Your task | Repeat the listing exactly as given, omitting every image.

Supplied material |
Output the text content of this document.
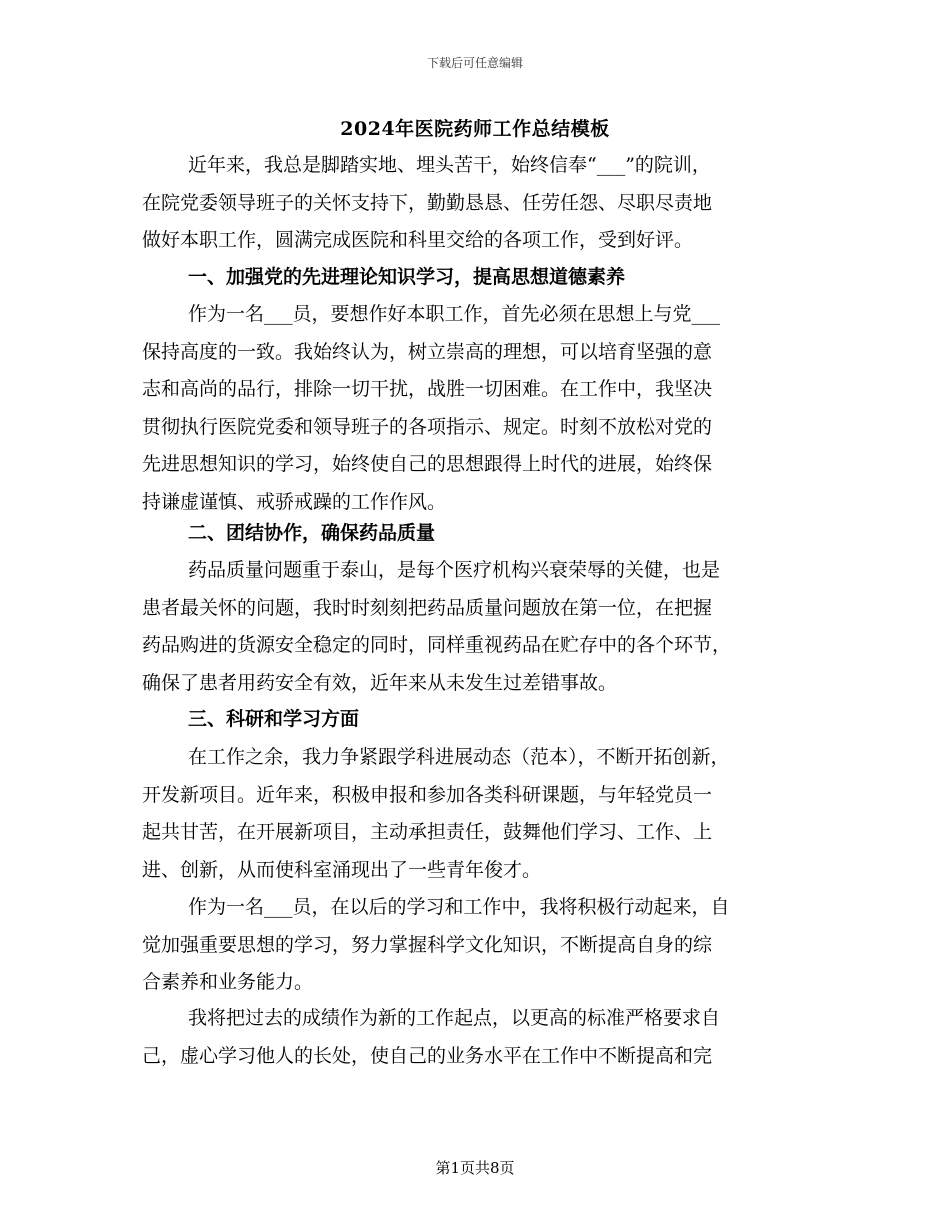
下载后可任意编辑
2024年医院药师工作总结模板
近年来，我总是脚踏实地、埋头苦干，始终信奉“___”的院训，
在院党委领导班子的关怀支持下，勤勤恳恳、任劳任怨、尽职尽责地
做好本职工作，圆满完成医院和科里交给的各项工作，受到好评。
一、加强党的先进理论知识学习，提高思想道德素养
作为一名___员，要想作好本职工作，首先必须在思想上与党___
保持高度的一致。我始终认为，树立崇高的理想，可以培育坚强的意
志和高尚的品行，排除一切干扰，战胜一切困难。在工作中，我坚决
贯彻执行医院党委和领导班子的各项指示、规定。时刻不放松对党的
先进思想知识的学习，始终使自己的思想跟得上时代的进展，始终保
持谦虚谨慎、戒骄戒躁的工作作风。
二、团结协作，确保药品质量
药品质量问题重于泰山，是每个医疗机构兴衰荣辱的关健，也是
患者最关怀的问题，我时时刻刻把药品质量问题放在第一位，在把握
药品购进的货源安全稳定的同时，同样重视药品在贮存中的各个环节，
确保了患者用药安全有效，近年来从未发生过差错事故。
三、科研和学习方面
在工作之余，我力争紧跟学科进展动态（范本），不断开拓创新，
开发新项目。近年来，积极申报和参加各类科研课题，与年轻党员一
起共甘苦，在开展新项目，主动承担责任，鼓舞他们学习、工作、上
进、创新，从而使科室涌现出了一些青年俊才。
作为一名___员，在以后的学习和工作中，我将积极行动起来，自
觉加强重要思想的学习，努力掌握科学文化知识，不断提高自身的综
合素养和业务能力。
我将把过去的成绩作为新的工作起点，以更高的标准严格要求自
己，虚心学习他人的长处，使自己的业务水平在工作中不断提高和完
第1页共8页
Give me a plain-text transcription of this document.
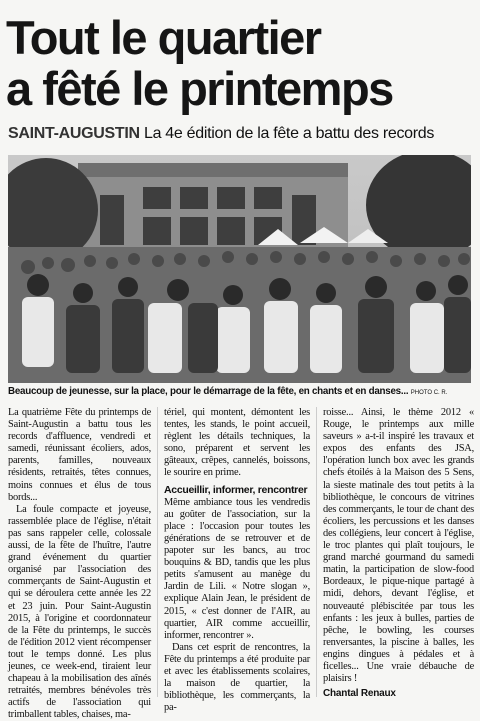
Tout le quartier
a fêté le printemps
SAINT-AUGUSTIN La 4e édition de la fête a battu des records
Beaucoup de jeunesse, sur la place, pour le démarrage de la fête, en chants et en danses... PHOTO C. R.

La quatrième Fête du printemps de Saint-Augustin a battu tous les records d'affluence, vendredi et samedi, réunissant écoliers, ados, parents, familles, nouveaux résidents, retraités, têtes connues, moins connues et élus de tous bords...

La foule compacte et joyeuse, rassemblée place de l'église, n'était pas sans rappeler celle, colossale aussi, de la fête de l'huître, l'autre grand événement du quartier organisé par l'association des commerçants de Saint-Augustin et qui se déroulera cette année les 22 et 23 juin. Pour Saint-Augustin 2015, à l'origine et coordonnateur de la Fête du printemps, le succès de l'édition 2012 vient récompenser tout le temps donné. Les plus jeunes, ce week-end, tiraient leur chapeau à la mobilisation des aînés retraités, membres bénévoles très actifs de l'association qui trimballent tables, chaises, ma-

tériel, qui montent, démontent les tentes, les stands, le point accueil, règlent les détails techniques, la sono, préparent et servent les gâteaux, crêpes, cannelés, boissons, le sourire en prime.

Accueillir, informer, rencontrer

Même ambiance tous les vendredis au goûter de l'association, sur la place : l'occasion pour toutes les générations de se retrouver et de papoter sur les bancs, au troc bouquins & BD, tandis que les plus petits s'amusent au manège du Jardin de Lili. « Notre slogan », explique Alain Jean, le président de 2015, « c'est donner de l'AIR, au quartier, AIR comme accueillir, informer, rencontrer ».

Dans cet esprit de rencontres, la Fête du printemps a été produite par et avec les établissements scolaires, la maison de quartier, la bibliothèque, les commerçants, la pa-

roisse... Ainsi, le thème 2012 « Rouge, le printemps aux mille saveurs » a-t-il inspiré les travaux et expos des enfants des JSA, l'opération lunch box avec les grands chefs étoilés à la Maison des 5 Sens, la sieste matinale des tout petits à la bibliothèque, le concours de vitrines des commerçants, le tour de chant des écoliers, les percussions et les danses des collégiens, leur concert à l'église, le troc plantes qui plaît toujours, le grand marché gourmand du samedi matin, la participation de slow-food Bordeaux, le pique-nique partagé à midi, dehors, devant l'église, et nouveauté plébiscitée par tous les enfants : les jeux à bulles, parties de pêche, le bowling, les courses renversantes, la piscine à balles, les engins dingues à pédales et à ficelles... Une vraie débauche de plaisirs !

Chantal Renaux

In response |
Output the text content of this document.
下载后可任意编辑
2024年医院药师工作总结模板
近年来，我总是脚踏实地、埋头苦干，始终信奉“___”的院训，
在院党委领导班子的关怀支持下，勤勤恳恳、任劳任怨、尽职尽责地
做好本职工作，圆满完成医院和科里交给的各项工作，受到好评。
一、加强党的先进理论知识学习，提高思想道德素养
作为一名___员，要想作好本职工作，首先必须在思想上与党___
保持高度的一致。我始终认为，树立崇高的理想，可以培育坚强的意
志和高尚的品行，排除一切干扰，战胜一切困难。在工作中，我坚决
贯彻执行医院党委和领导班子的各项指示、规定。时刻不放松对党的
先进思想知识的学习，始终使自己的思想跟得上时代的进展，始终保
持谦虚谨慎、戒骄戒躁的工作作风。
二、团结协作，确保药品质量
药品质量问题重于泰山，是每个医疗机构兴衰荣辱的关健，也是
患者最关怀的问题，我时时刻刻把药品质量问题放在第一位，在把握
药品购进的货源安全稳定的同时，同样重视药品在贮存中的各个环节，
确保了患者用药安全有效，近年来从未发生过差错事故。
三、科研和学习方面
在工作之余，我力争紧跟学科进展动态（范本），不断开拓创新，
开发新项目。近年来，积极申报和参加各类科研课题，与年轻党员一
起共甘苦，在开展新项目，主动承担责任，鼓舞他们学习、工作、上
进、创新，从而使科室涌现出了一些青年俊才。
作为一名___员，在以后的学习和工作中，我将积极行动起来，自
觉加强重要思想的学习，努力掌握科学文化知识，不断提高自身的综
合素养和业务能力。
我将把过去的成绩作为新的工作起点，以更高的标准严格要求自
己，虚心学习他人的长处，使自己的业务水平在工作中不断提高和完
第1页共8页
Give me a plain-text transcription of this document.
Tout le quartier
a fêté le printemps
SAINT-AUGUSTIN La 4e édition de la fête a battu des records
Beaucoup de jeunesse, sur la place, pour le démarrage de la fête, en chants et en danses... PHOTO C. R.

La quatrième Fête du printemps de Saint-Augustin a battu tous les records d'affluence, vendredi et samedi, réunissant écoliers, ados, parents, familles, nouveaux résidents, retraités, têtes connues, moins connues et élus de tous bords...

La foule compacte et joyeuse, rassemblée place de l'église, n'était pas sans rappeler celle, colossale aussi, de la fête de l'huître, l'autre grand événement du quartier organisé par l'association des commerçants de Saint-Augustin et qui se déroulera cette année les 22 et 23 juin. Pour Saint-Augustin 2015, à l'origine et coordonnateur de la Fête du printemps, le succès de l'édition 2012 vient récompenser tout le temps donné. Les plus jeunes, ce week-end, tiraient leur chapeau à la mobilisation des aînés retraités, membres bénévoles très actifs de l'association qui trimballent tables, chaises, ma-

tériel, qui montent, démontent les tentes, les stands, le point accueil, règlent les détails techniques, la sono, préparent et servent les gâteaux, crêpes, cannelés, boissons, le sourire en prime.

Accueillir, informer, rencontrer

Même ambiance tous les vendredis au goûter de l'association, sur la place : l'occasion pour toutes les générations de se retrouver et de papoter sur les bancs, au troc bouquins & BD, tandis que les plus petits s'amusent au manège du Jardin de Lili. « Notre slogan », explique Alain Jean, le président de 2015, « c'est donner de l'AIR, au quartier, AIR comme accueillir, informer, rencontrer ».

Dans cet esprit de rencontres, la Fête du printemps a été produite par et avec les établissements scolaires, la maison de quartier, la bibliothèque, les commerçants, la pa-

roisse... Ainsi, le thème 2012 « Rouge, le printemps aux mille saveurs » a-t-il inspiré les travaux et expos des enfants des JSA, l'opération lunch box avec les grands chefs étoilés à la Maison des 5 Sens, la sieste matinale des tout petits à la bibliothèque, le concours de vitrines des commerçants, le tour de chant des écoliers, les percussions et les danses des collégiens, leur concert à l'église, le troc plantes qui plaît toujours, le grand marché gourmand du samedi matin, la participation de slow-food Bordeaux, le pique-nique partagé à midi, dehors, devant l'église, et nouveauté plébiscitée par tous les enfants : les jeux à bulles, parties de pêche, le bowling, les courses renversantes, la piscine à balles, les engins dingues à pédales et à ficelles... Une vraie débauche de plaisirs !

Chantal Renaux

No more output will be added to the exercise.